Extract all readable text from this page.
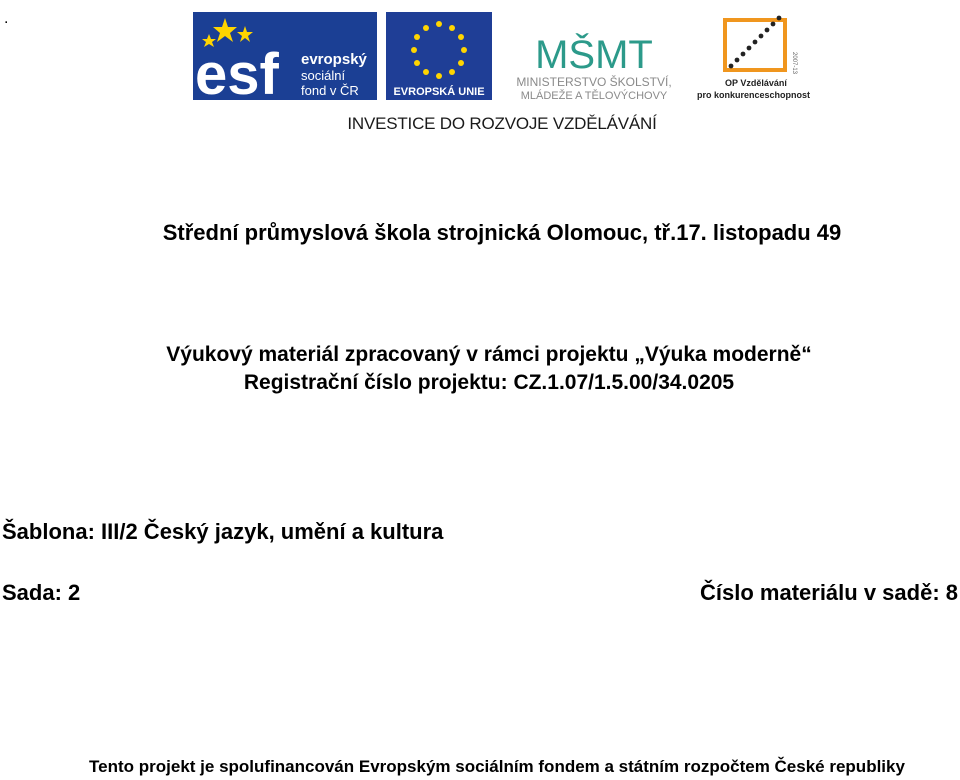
.
esf evropský
sociální
fond v ČR	EVROPSKÁ UNIE
MŠMT
MINISTERSTVO ŠKOLSTVÍ,
MLÁDEŽE A TĚLOVÝCHOVY
2007-13
OP Vzdělávání
pro konkurenceschopnost
INVESTICE DO ROZVOJE VZDĚLÁVÁNÍ
Střední průmyslová škola strojnická Olomouc, tř.17. listopadu 49
Výukový materiál zpracovaný v rámci projektu „Výuka moderně“
Registrační číslo projektu: CZ.1.07/1.5.00/34.0205
Šablona: III/2 Český jazyk, umění a kultura
Sada: 2	Číslo materiálu v sadě: 8
Tento projekt je spolufinancován Evropským sociálním fondem a státním rozpočtem České republiky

============

**The problem**. Go through the records. Copy each line where "projektu" appears.

**Expected output**.
Výukový materiál zpracovaný v rámci projektu „Výuka moderně“
Registrační číslo projektu: CZ.1.07/1.5.00/34.0205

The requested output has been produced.